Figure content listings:
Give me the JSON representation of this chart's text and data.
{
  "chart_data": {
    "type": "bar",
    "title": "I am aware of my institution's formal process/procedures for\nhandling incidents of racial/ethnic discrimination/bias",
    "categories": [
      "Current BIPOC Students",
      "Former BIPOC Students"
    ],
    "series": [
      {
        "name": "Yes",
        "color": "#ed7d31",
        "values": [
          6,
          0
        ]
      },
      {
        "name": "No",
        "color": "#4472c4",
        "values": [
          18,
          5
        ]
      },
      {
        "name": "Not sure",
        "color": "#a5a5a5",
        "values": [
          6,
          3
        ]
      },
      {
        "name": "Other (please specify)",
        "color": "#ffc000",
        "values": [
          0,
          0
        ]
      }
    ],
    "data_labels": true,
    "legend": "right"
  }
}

▶ SET TASK
Reproduce each line from the records that contains the word "BIPOC".

▶ FINISHED ANSWER
      "Current BIPOC Students",
      "Former BIPOC Students"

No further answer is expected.